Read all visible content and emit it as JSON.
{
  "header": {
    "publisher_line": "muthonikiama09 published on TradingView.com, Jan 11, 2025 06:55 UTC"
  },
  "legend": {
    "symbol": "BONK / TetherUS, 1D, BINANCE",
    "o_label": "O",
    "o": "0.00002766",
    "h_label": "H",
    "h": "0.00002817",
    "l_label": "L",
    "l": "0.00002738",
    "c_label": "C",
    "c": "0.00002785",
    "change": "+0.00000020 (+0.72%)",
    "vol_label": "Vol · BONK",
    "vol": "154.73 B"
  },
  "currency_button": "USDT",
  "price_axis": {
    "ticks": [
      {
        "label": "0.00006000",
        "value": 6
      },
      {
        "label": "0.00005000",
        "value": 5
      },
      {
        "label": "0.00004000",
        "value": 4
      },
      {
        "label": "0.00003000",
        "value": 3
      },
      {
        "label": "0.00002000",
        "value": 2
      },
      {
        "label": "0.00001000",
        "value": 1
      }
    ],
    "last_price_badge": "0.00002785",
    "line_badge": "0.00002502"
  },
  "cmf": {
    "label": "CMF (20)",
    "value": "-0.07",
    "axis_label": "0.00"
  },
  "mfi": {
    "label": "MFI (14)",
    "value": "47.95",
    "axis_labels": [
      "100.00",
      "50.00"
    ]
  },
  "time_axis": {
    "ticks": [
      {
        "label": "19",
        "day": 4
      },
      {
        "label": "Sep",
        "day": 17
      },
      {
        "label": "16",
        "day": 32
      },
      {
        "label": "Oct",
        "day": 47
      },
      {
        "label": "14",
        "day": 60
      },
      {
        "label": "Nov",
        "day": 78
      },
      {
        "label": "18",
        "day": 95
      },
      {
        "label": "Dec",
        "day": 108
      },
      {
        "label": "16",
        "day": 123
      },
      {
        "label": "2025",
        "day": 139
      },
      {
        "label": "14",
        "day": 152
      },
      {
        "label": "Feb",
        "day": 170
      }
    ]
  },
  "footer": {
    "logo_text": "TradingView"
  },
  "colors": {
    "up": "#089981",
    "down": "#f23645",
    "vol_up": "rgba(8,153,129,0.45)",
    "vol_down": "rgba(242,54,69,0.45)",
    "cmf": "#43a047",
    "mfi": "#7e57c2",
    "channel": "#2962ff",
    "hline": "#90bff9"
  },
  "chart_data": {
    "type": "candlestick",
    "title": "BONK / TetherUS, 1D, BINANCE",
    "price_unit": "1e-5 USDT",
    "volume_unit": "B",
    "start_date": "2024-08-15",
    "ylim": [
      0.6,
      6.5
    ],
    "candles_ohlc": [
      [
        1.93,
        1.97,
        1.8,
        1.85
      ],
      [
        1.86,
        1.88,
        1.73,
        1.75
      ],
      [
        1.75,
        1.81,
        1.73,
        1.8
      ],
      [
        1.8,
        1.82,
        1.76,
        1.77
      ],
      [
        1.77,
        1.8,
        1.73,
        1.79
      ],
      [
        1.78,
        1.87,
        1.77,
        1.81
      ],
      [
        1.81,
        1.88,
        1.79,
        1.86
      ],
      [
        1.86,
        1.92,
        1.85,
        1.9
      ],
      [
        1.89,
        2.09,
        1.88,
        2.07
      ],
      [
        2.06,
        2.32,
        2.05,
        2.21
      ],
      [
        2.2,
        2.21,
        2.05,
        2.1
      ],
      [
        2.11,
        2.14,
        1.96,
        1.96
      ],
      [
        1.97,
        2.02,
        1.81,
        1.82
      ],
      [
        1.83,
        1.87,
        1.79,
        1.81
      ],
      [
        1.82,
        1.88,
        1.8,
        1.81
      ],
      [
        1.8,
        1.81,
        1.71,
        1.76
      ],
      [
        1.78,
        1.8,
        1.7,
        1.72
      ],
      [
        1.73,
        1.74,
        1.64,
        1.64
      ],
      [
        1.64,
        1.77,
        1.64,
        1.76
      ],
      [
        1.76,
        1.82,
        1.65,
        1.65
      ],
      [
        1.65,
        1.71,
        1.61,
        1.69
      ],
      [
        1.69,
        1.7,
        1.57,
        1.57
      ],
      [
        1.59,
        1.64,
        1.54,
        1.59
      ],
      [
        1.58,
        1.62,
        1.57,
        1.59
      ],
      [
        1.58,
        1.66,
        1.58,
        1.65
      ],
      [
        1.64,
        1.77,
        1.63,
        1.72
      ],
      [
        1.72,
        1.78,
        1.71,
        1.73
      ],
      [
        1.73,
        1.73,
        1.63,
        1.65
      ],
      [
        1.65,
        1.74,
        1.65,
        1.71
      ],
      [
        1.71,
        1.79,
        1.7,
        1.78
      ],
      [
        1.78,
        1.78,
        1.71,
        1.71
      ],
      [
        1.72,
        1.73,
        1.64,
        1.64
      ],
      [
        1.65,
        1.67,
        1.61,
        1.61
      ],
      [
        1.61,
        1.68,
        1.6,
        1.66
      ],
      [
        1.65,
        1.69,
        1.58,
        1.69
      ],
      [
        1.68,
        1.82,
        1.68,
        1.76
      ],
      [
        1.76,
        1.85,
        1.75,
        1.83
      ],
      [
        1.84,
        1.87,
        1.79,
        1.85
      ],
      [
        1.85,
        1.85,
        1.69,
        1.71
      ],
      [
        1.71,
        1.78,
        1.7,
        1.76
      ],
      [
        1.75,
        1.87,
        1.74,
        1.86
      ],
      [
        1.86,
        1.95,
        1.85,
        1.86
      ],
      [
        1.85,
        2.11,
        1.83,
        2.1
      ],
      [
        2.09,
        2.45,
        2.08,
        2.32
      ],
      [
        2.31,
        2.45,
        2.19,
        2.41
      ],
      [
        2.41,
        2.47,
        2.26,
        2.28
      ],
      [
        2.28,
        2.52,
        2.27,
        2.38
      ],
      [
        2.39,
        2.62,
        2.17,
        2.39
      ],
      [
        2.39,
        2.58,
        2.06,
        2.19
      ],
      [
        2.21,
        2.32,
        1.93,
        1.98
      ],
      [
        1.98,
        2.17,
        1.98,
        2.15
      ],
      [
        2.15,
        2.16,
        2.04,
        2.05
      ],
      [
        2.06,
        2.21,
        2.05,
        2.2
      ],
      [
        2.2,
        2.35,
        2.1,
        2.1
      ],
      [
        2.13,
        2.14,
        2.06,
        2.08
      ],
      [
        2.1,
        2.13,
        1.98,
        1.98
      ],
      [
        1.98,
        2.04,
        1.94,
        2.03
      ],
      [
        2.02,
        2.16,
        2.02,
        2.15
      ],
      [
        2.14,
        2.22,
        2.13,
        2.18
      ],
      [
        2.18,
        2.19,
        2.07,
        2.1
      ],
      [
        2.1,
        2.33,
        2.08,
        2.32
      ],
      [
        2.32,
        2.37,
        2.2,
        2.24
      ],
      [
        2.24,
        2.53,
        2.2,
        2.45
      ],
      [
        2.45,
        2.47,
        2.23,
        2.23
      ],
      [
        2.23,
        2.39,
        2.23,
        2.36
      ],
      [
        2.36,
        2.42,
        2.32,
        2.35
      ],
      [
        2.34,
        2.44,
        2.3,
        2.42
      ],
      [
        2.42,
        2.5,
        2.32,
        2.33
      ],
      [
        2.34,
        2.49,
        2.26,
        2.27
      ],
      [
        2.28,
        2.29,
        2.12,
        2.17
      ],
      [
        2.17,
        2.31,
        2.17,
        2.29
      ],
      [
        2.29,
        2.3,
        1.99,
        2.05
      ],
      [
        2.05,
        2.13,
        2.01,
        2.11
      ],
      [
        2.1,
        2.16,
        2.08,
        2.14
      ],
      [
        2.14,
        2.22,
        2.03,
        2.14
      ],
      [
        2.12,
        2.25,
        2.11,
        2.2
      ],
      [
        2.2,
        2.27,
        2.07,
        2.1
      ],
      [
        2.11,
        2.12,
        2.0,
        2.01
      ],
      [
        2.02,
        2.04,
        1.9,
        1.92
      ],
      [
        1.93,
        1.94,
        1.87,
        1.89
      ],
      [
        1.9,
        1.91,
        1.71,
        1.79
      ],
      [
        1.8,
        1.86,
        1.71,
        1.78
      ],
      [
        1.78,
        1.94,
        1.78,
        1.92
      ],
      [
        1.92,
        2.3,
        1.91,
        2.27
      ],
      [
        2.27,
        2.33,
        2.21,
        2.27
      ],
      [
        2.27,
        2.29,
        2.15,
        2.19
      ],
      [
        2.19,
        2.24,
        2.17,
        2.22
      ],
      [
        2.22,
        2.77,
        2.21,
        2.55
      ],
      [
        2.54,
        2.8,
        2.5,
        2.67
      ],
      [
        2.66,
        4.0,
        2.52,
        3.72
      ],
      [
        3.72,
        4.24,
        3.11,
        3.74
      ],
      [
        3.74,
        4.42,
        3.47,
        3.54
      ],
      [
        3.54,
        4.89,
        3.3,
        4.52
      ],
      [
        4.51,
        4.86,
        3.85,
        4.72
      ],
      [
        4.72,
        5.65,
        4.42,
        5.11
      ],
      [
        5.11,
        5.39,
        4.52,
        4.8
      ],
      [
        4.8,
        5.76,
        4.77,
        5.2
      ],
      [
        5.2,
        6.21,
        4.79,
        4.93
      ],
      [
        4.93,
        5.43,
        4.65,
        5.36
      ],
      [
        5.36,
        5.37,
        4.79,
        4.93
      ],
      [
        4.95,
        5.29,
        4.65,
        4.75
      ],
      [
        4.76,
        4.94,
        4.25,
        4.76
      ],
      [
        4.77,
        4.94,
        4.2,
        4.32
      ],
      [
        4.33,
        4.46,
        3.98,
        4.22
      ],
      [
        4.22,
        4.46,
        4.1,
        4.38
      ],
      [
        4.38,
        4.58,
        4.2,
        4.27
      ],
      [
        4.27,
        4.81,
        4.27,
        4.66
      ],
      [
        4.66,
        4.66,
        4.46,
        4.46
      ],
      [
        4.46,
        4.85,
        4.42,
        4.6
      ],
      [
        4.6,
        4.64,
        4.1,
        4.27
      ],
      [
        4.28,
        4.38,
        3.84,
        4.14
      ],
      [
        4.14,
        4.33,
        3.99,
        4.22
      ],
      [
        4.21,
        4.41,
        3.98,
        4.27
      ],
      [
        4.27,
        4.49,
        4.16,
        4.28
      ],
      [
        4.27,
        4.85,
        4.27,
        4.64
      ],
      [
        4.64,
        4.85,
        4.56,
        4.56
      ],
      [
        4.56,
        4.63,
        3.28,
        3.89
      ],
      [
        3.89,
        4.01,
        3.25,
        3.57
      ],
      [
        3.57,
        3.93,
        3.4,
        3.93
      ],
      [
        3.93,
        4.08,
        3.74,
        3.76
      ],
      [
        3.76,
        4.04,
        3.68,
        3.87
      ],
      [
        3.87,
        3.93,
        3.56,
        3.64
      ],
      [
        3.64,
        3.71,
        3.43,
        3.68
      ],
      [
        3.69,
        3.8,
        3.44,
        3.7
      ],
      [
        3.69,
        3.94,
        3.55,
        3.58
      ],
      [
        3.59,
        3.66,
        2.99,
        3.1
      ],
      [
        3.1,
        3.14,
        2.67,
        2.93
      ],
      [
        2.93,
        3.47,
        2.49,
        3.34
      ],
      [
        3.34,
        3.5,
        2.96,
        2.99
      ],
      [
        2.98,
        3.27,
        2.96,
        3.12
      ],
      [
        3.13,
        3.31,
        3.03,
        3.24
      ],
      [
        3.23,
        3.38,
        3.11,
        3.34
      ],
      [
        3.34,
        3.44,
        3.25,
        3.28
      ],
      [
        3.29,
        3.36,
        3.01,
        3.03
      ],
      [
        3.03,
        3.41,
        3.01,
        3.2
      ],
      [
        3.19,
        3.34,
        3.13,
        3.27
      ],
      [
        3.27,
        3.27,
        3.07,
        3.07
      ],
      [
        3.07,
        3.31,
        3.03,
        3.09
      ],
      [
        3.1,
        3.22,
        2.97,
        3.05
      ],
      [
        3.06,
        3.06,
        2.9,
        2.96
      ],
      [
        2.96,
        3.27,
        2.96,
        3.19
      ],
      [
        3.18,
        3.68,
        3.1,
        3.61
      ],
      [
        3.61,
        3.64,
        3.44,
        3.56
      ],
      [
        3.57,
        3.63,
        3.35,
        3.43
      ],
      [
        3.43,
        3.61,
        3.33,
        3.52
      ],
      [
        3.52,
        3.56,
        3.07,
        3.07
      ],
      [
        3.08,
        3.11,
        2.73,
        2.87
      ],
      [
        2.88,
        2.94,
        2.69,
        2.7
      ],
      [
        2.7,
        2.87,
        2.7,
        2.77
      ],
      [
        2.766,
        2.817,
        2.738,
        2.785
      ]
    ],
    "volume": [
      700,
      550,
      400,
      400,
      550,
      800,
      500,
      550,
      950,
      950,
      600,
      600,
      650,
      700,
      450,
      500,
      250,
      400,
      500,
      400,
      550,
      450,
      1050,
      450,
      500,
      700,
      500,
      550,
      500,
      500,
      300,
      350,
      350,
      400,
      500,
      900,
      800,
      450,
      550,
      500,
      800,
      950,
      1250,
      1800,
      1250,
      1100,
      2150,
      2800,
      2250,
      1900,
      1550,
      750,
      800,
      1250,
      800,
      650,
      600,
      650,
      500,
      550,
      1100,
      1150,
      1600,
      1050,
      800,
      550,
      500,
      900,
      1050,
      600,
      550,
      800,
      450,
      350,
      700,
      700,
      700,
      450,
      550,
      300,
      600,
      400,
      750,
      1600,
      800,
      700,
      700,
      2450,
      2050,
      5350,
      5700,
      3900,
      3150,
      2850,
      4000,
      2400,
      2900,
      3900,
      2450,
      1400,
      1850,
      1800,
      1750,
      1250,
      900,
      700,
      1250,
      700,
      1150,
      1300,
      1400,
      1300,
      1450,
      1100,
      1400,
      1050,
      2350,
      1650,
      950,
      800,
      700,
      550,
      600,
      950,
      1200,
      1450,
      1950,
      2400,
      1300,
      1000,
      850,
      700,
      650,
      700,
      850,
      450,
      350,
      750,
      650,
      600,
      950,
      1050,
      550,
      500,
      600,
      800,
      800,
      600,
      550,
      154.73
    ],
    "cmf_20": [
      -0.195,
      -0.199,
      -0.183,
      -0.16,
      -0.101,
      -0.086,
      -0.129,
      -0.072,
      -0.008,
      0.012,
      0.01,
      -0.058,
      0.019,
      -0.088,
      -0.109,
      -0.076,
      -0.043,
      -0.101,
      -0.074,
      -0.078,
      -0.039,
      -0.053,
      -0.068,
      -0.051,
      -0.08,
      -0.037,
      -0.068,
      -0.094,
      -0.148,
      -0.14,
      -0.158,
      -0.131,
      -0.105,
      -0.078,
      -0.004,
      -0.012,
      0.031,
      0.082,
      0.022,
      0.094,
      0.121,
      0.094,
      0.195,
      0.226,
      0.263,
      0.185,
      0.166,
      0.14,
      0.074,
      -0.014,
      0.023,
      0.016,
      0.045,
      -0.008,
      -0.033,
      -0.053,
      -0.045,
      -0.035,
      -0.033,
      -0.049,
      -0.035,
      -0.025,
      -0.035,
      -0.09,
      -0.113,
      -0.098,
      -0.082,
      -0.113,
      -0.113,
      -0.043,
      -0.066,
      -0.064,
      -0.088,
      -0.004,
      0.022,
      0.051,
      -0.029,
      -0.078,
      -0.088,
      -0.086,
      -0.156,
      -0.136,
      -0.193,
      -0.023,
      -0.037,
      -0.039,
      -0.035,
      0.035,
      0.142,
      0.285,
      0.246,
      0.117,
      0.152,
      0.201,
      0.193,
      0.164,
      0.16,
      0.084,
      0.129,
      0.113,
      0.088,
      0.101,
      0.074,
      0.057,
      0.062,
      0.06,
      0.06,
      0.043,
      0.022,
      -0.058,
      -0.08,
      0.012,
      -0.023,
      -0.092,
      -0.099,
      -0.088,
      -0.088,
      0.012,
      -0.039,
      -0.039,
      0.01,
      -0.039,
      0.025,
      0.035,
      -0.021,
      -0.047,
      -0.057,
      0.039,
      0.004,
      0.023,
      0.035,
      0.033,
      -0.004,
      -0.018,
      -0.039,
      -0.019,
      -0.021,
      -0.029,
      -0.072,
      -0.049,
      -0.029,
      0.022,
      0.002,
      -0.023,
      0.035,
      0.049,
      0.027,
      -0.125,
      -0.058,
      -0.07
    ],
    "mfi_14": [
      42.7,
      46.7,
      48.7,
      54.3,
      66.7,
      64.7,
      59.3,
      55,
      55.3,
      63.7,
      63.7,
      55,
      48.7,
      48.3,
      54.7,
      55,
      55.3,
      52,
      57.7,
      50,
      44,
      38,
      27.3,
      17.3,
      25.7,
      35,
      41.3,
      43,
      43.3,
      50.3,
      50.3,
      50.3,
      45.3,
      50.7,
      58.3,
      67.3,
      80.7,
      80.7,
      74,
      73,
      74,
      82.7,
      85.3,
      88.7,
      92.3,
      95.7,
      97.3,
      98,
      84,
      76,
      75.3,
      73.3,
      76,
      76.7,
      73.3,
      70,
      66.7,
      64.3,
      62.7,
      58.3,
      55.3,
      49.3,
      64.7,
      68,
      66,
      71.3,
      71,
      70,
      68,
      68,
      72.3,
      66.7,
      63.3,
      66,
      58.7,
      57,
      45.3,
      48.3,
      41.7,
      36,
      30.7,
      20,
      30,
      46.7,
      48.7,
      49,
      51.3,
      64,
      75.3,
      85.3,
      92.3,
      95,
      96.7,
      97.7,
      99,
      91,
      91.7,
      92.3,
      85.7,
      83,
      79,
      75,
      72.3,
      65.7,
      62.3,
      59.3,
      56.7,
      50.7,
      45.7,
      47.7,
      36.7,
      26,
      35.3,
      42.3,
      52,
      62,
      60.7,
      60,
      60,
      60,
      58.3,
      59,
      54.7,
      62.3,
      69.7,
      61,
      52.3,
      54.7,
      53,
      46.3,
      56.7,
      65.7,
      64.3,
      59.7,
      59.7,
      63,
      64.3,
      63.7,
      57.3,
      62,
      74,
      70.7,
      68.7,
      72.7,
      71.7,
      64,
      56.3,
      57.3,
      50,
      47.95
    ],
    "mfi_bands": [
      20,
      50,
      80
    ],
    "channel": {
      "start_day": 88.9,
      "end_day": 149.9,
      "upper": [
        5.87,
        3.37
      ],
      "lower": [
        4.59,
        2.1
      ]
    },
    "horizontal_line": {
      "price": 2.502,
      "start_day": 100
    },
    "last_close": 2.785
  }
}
· · · · ·
_Your task_. Copy every single line of the material above that holds "BINANCE".

_Exercise response_.
    "symbol": "BONK / TetherUS, 1D, BINANCE",
    "title": "BONK / TetherUS, 1D, BINANCE",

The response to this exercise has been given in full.